start MATERIAL
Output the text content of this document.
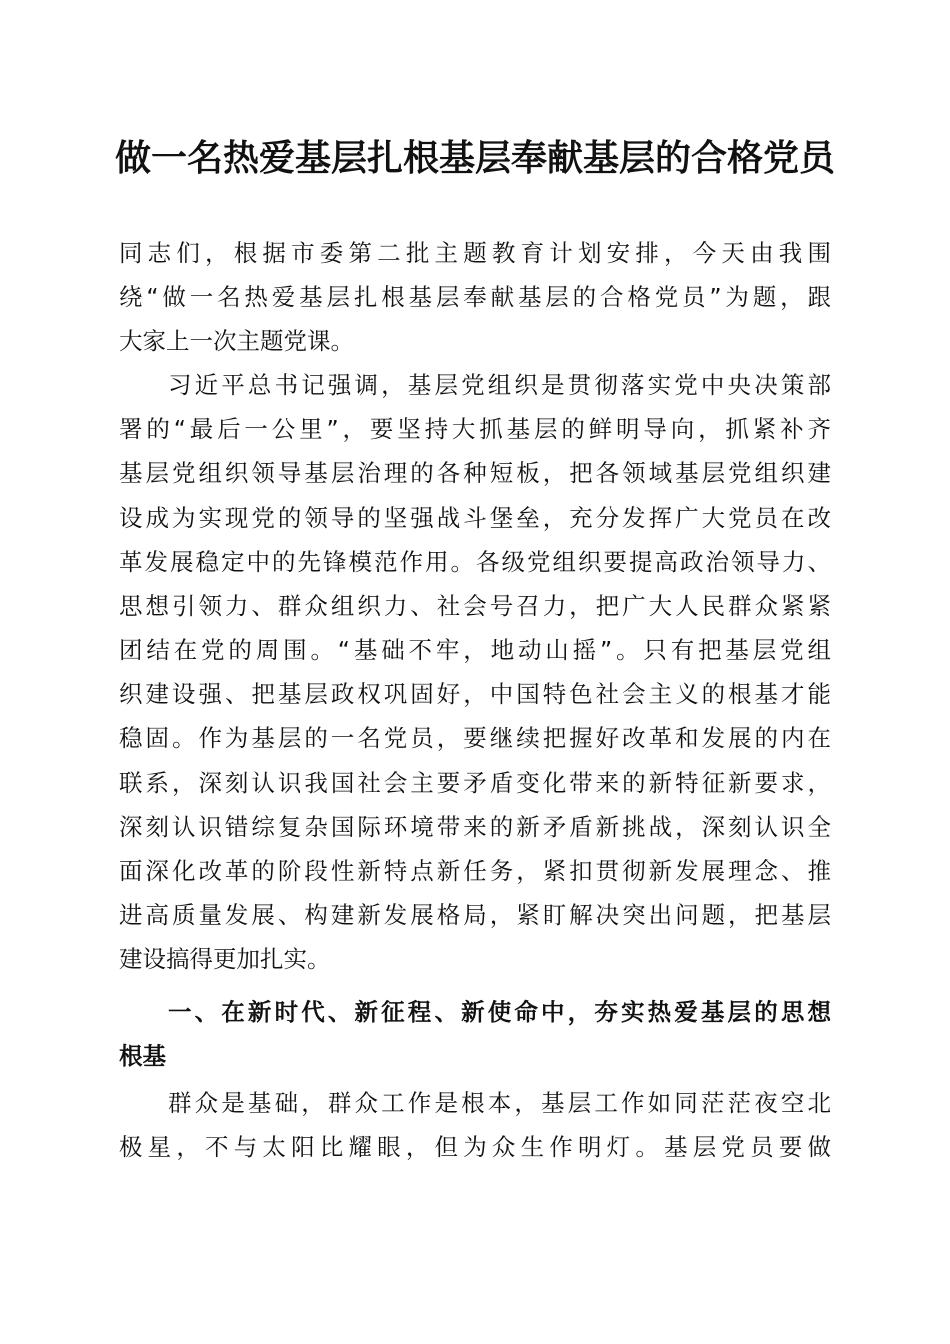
做一名热爱基层扎根基层奉献基层的合格党员

同志们，根据市委第二批主题教育计划安排，今天由我围

绕“做一名热爱基层扎根基层奉献基层的合格党员”为题，跟

大家上一次主题党课。

习近平总书记强调，基层党组织是贯彻落实党中央决策部

署的“最后一公里”，要坚持大抓基层的鲜明导向，抓紧补齐

基层党组织领导基层治理的各种短板，把各领域基层党组织建

设成为实现党的领导的坚强战斗堡垒，充分发挥广大党员在改

革发展稳定中的先锋模范作用。各级党组织要提高政治领导力、

思想引领力、群众组织力、社会号召力，把广大人民群众紧紧

团结在党的周围。“基础不牢，地动山摇”。只有把基层党组

织建设强、把基层政权巩固好，中国特色社会主义的根基才能

稳固。作为基层的一名党员，要继续把握好改革和发展的内在

联系，深刻认识我国社会主要矛盾变化带来的新特征新要求，

深刻认识错综复杂国际环境带来的新矛盾新挑战，深刻认识全

面深化改革的阶段性新特点新任务，紧扣贯彻新发展理念、推

进高质量发展、构建新发展格局，紧盯解决突出问题，把基层

建设搞得更加扎实。

一、在新时代、新征程、新使命中，夯实热爱基层的思想

根基

群众是基础，群众工作是根本，基层工作如同茫茫夜空北

极星，不与太阳比耀眼，但为众生作明灯。基层党员要做
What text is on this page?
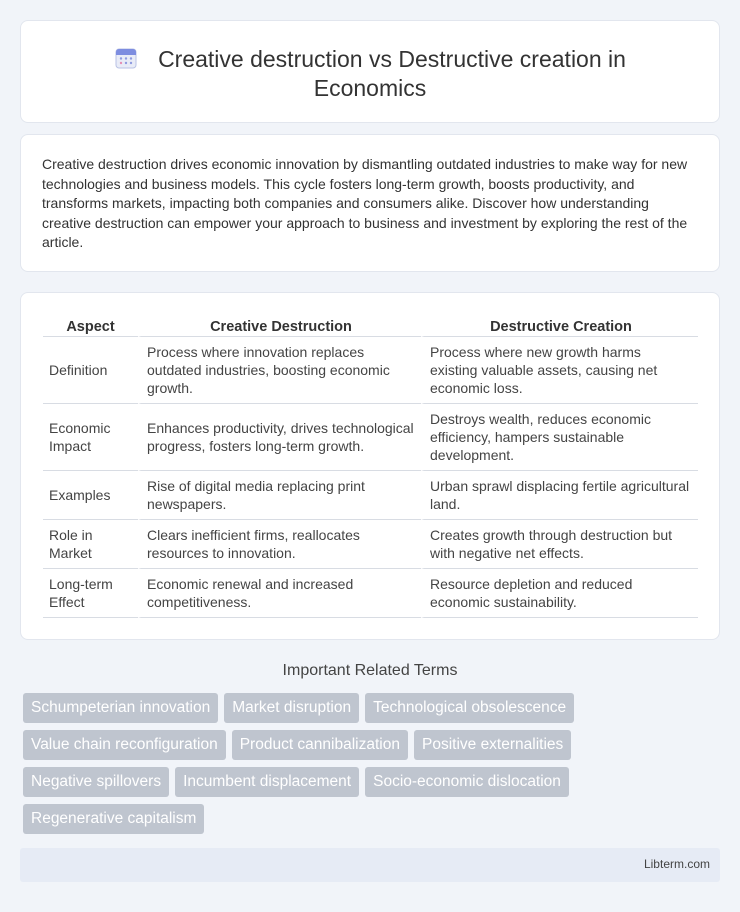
Creative destruction vs Destructive creation in Economics

Creative destruction drives economic innovation by dismantling outdated industries to make way for new technologies and business models. This cycle fosters long-term growth, boosts productivity, and transforms markets, impacting both companies and consumers alike. Discover how understanding creative destruction can empower your approach to business and investment by exploring the rest of the article.

Aspect	Creative Destruction	Destructive Creation
Definition	Process where innovation replaces outdated industries, boosting economic growth.	Process where new growth harms existing valuable assets, causing net economic loss.
Economic Impact	Enhances productivity, drives technological progress, fosters long-term growth.	Destroys wealth, reduces economic efficiency, hampers sustainable development.
Examples	Rise of digital media replacing print newspapers.	Urban sprawl displacing fertile agricultural land.
Role in Market	Clears inefficient firms, reallocates resources to innovation.	Creates growth through destruction but with negative net effects.
Long-term Effect	Economic renewal and increased competitiveness.	Resource depletion and reduced economic sustainability.
Important Related Terms
Schumpeterian innovation Market disruption Technological obsolescence
Value chain reconfiguration Product cannibalization Positive externalities
Negative spillovers Incumbent displacement Socio-economic dislocation
Regenerative capitalism
Libterm.com
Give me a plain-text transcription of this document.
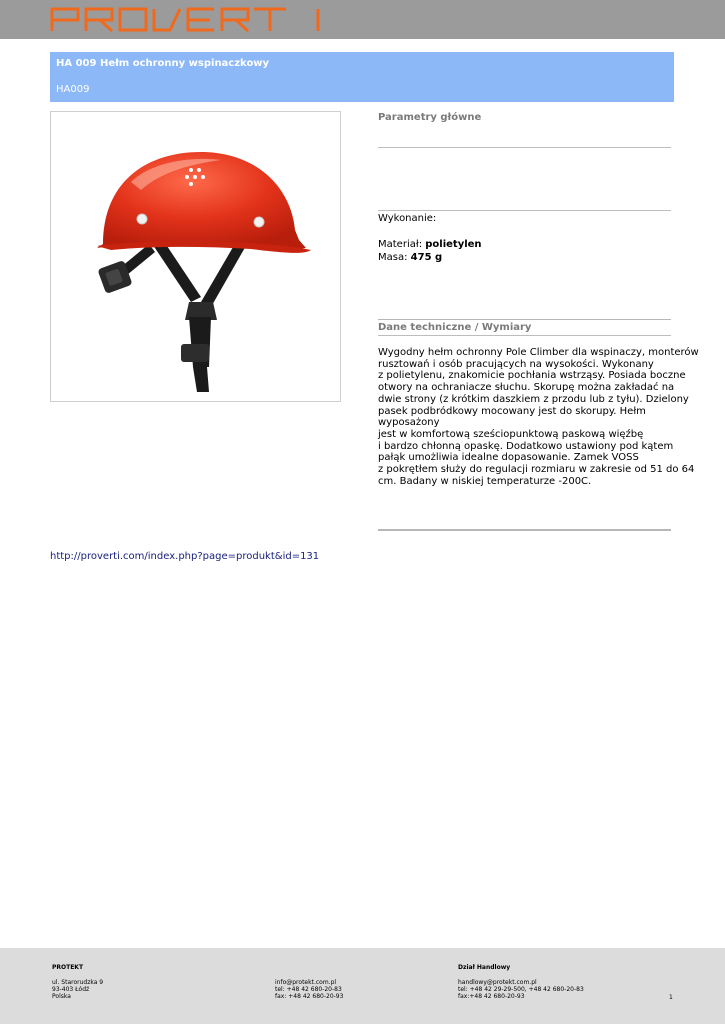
HA 009 Hełm ochronny wspinaczkowy
HA009
Parametry główne
Wykonanie:
Materiał: polietylen
Masa: 475 g
Dane techniczne / Wymiary
Wygodny hełm ochronny Pole Climber dla wspinaczy, monterów
rusztowań i osób pracujących na wysokości. Wykonany
z polietylenu, znakomicie pochłania wstrząsy. Posiada boczne
otwory na ochraniacze słuchu. Skorupę można zakładać na
dwie strony (z krótkim daszkiem z przodu lub z tyłu). Dzielony
pasek podbródkowy mocowany jest do skorupy. Hełm
wyposażony
jest w komfortową sześciopunktową paskową więźbę
i bardzo chłonną opaskę. Dodatkowo ustawiony pod kątem
pałąk umożliwia idealne dopasowanie. Zamek VOSS
z pokrętłem służy do regulacji rozmiaru w zakresie od 51 do 64
cm. Badany w niskiej temperaturze -200C.
http://proverti.com/index.php?page=produkt&id=131
PROTEKT
ul. Starorudzka 9
93-403 Łódź
Polska
info@protekt.com.pl
tel: +48 42 680-20-83
fax: +48 42 680-20-93
Dział Handlowy
handlowy@protekt.com.pl
tel: +48 42 29-29-500, +48 42 680-20-83
fax:+48 42 680-20-93	1
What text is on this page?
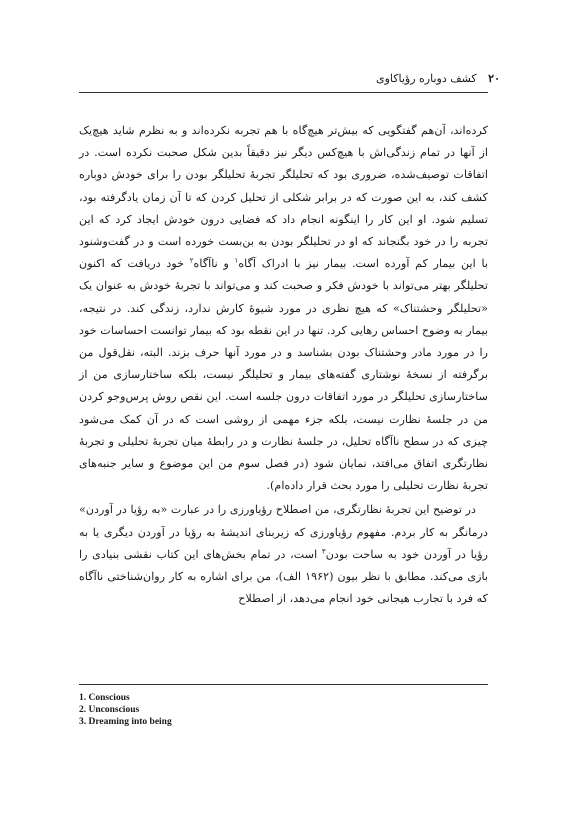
۲۰ کشف دوباره رؤیاکاوی

کرده‌اند، آن‌هم گفتگویی که بیش‌تر هیچ‌گاه با هم تجربه نکرده‌اند و به نظرم شاید هیچ‌یک از آنها در تمام زندگی‌اش با هیچ‌کس دیگر نیز دقیقاً بدین شکل صحبت نکرده است. در اتفاقات توصیف‌شده، ضروری بود که تحلیلگر تجربهٔ تحلیلگر بودن را برای خودش دوباره کشف کند، به این صورت که در برابر شکلی از تحلیل کردن که تا آن زمان یادگرفته بود، تسلیم شود. او این کار را اینگونه انجام داد که فضایی درون خودش ایجاد کرد که این تجربه را در خود بگنجاند که او در تحلیلگر بودن به بن‌بست خورده است و در گفت‌وشنود با این بیمار کم آورده است. بیمار نیز با ادراک آگاه$^۱$ و ناآگاه$^۲$ خود دریافت که اکنون تحلیلگر بهتر می‌تواند با خودش فکر و صحبت کند و می‌تواند با تجربهٔ خودش به عنوان یک «تحلیلگر وحشتناک» که هیچ نظری در مورد شیوهٔ کارش ندارد، زندگی کند. در نتیجه، بیمار به وضوح احساس رهایی کرد. تنها در این نقطه بود که بیمار توانست احساسات خود را در مورد مادر وحشتناک بودن بشناسد و در مورد آنها حرف بزند. البته، نقل‌قول من برگرفته از نسخهٔ نوشتاری گفته‌های بیمار و تحلیلگر نیست، بلکه ساختارسازی من از ساختارسازی تحلیلگر در مورد اتفاقات درون جلسه است. این نقص روش پرس‌وجو کردن من در جلسهٔ نظارت نیست، بلکه جزء مهمی از روشی است که در آن کمک می‌شود چیزی که در سطح ناآگاه تحلیل، در جلسهٔ نظارت و در رابطهٔ میان تجربهٔ تحلیلی و تجربهٔ نظارتگری اتفاق می‌افتد، نمایان شود (در فصل سوم من این موضوع و سایر جنبه‌های تجربهٔ نظارت تحلیلی را مورد بحث قرار داده‌ام).

در توضیح این تجربهٔ نظارتگری، من اصطلاح رؤیاورزی را در عبارت «به رؤیا در آوردن» درمانگر به کار بردم. مفهوم رؤیاورزی که زیربنای اندیشهٔ به رؤیا در آوردن دیگری یا به رؤیا در آوردن خود به ساحت بودن$^۳$ است، در تمام بخش‌های این کتاب نقشی بنیادی را بازی می‌کند. مطابق با نظر بیون (۱۹۶۲ الف)، من برای اشاره به کار روان‌شناختی ناآگاه که فرد با تجارب هیجانی خود انجام می‌دهد، از اصطلاح

1. Conscious
2. Unconscious
3. Dreaming into being
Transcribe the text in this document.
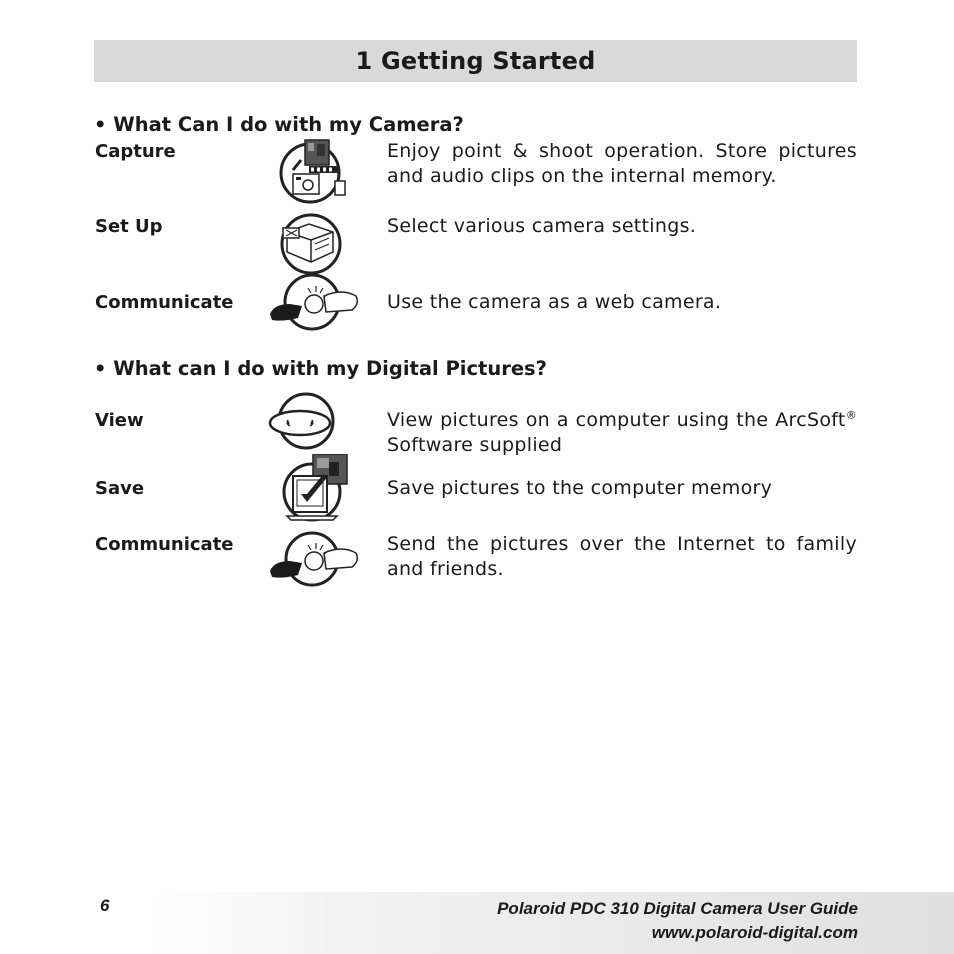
1 Getting Started
• What Can I do with my Camera?
Capture	Enjoy point & shoot operation. Store pictures and audio clips on the internal memory.
Set Up	Select various camera settings.
Communicate	Use the camera as a web camera.
• What can I do with my Digital Pictures?
View	View pictures on a computer using the ArcSoft® Software supplied
Save	Save pictures to the computer memory
Communicate	Send the pictures over the Internet to family and friends.
6	Polaroid PDC 310 Digital Camera User Guide
www.polaroid-digital.com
end MATERIAL
### DESCRIPTION OF THE TASK
Leaving all pictures aside, quote each record exactly.

### RESULT
Output the text content of this document.
做一名热爱基层扎根基层奉献基层的合格党员

同志们，根据市委第二批主题教育计划安排，今天由我围

绕“做一名热爱基层扎根基层奉献基层的合格党员”为题，跟

大家上一次主题党课。

习近平总书记强调，基层党组织是贯彻落实党中央决策部

署的“最后一公里”，要坚持大抓基层的鲜明导向，抓紧补齐

基层党组织领导基层治理的各种短板，把各领域基层党组织建

设成为实现党的领导的坚强战斗堡垒，充分发挥广大党员在改

革发展稳定中的先锋模范作用。各级党组织要提高政治领导力、

思想引领力、群众组织力、社会号召力，把广大人民群众紧紧

团结在党的周围。“基础不牢，地动山摇”。只有把基层党组

织建设强、把基层政权巩固好，中国特色社会主义的根基才能

稳固。作为基层的一名党员，要继续把握好改革和发展的内在

联系，深刻认识我国社会主要矛盾变化带来的新特征新要求，

深刻认识错综复杂国际环境带来的新矛盾新挑战，深刻认识全

面深化改革的阶段性新特点新任务，紧扣贯彻新发展理念、推

进高质量发展、构建新发展格局，紧盯解决突出问题，把基层

建设搞得更加扎实。

一、在新时代、新征程、新使命中，夯实热爱基层的思想

根基

群众是基础，群众工作是根本，基层工作如同茫茫夜空北

极星，不与太阳比耀眼，但为众生作明灯。基层党员要做
What text is on this page?
Creative destruction vs Destructive creation in Economics

Creative destruction drives economic innovation by dismantling outdated industries to make way for new technologies and business models. This cycle fosters long-term growth, boosts productivity, and transforms markets, impacting both companies and consumers alike. Discover how understanding creative destruction can empower your approach to business and investment by exploring the rest of the article.

Aspect	Creative Destruction	Destructive Creation
Definition	Process where innovation replaces outdated industries, boosting economic growth.	Process where new growth harms existing valuable assets, causing net economic loss.
Economic Impact	Enhances productivity, drives technological progress, fosters long-term growth.	Destroys wealth, reduces economic efficiency, hampers sustainable development.
Examples	Rise of digital media replacing print newspapers.	Urban sprawl displacing fertile agricultural land.
Role in Market	Clears inefficient firms, reallocates resources to innovation.	Creates growth through destruction but with negative net effects.
Long-term Effect	Economic renewal and increased competitiveness.	Resource depletion and reduced economic sustainability.
Important Related Terms
Schumpeterian innovation Market disruption Technological obsolescence
Value chain reconfiguration Product cannibalization Positive externalities
Negative spillovers Incumbent displacement Socio-economic dislocation
Regenerative capitalism
Libterm.com
Give me a plain-text transcription of this document.
HA 009 Hełm ochronny wspinaczkowy
HA009
Parametry główne
Wykonanie:
Materiał: polietylen
Masa: 475 g
Dane techniczne / Wymiary
Wygodny hełm ochronny Pole Climber dla wspinaczy, monterów
rusztowań i osób pracujących na wysokości. Wykonany
z polietylenu, znakomicie pochłania wstrząsy. Posiada boczne
otwory na ochraniacze słuchu. Skorupę można zakładać na
dwie strony (z krótkim daszkiem z przodu lub z tyłu). Dzielony
pasek podbródkowy mocowany jest do skorupy. Hełm
wyposażony
jest w komfortową sześciopunktową paskową więźbę
i bardzo chłonną opaskę. Dodatkowo ustawiony pod kątem
pałąk umożliwia idealne dopasowanie. Zamek VOSS
z pokrętłem służy do regulacji rozmiaru w zakresie od 51 do 64
cm. Badany w niskiej temperaturze -200C.
http://proverti.com/index.php?page=produkt&id=131
PROTEKT
ul. Starorudzka 9
93-403 Łódź
Polska
info@protekt.com.pl
tel: +48 42 680-20-83
fax: +48 42 680-20-93
Dział Handlowy
handlowy@protekt.com.pl
tel: +48 42 29-29-500, +48 42 680-20-83
fax:+48 42 680-20-93	1
What text is on this page?
۲۰ کشف دوباره رؤیاکاوی

کرده‌اند، آن‌هم گفتگویی که بیش‌تر هیچ‌گاه با هم تجربه نکرده‌اند و به نظرم شاید هیچ‌یک از آنها در تمام زندگی‌اش با هیچ‌کس دیگر نیز دقیقاً بدین شکل صحبت نکرده است. در اتفاقات توصیف‌شده، ضروری بود که تحلیلگر تجربهٔ تحلیلگر بودن را برای خودش دوباره کشف کند، به این صورت که در برابر شکلی از تحلیل کردن که تا آن زمان یادگرفته بود، تسلیم شود. او این کار را اینگونه انجام داد که فضایی درون خودش ایجاد کرد که این تجربه را در خود بگنجاند که او در تحلیلگر بودن به بن‌بست خورده است و در گفت‌وشنود با این بیمار کم آورده است. بیمار نیز با ادراک آگاه$^۱$ و ناآگاه$^۲$ خود دریافت که اکنون تحلیلگر بهتر می‌تواند با خودش فکر و صحبت کند و می‌تواند با تجربهٔ خودش به عنوان یک «تحلیلگر وحشتناک» که هیچ نظری در مورد شیوهٔ کارش ندارد، زندگی کند. در نتیجه، بیمار به وضوح احساس رهایی کرد. تنها در این نقطه بود که بیمار توانست احساسات خود را در مورد مادر وحشتناک بودن بشناسد و در مورد آنها حرف بزند. البته، نقل‌قول من برگرفته از نسخهٔ نوشتاری گفته‌های بیمار و تحلیلگر نیست، بلکه ساختارسازی من از ساختارسازی تحلیلگر در مورد اتفاقات درون جلسه است. این نقص روش پرس‌وجو کردن من در جلسهٔ نظارت نیست، بلکه جزء مهمی از روشی است که در آن کمک می‌شود چیزی که در سطح ناآگاه تحلیل، در جلسهٔ نظارت و در رابطهٔ میان تجربهٔ تحلیلی و تجربهٔ نظارتگری اتفاق می‌افتد، نمایان شود (در فصل سوم من این موضوع و سایر جنبه‌های تجربهٔ نظارت تحلیلی را مورد بحث قرار داده‌ام).

در توضیح این تجربهٔ نظارتگری، من اصطلاح رؤیاورزی را در عبارت «به رؤیا در آوردن» درمانگر به کار بردم. مفهوم رؤیاورزی که زیربنای اندیشهٔ به رؤیا در آوردن دیگری یا به رؤیا در آوردن خود به ساحت بودن$^۳$ است، در تمام بخش‌های این کتاب نقشی بنیادی را بازی می‌کند. مطابق با نظر بیون (۱۹۶۲ الف)، من برای اشاره به کار روان‌شناختی ناآگاه که فرد با تجارب هیجانی خود انجام می‌دهد، از اصطلاح

1. Conscious
2. Unconscious
3. Dreaming into being
Transcribe the text in this document.
1 Getting Started
• What Can I do with my Camera?
Capture	Enjoy point & shoot operation. Store pictures and audio clips on the internal memory.
Set Up	Select various camera settings.
Communicate	Use the camera as a web camera.
• What can I do with my Digital Pictures?
View	View pictures on a computer using the ArcSoft® Software supplied
Save	Save pictures to the computer memory
Communicate	Send the pictures over the Internet to family and friends.
6	Polaroid PDC 310 Digital Camera User Guide
www.polaroid-digital.com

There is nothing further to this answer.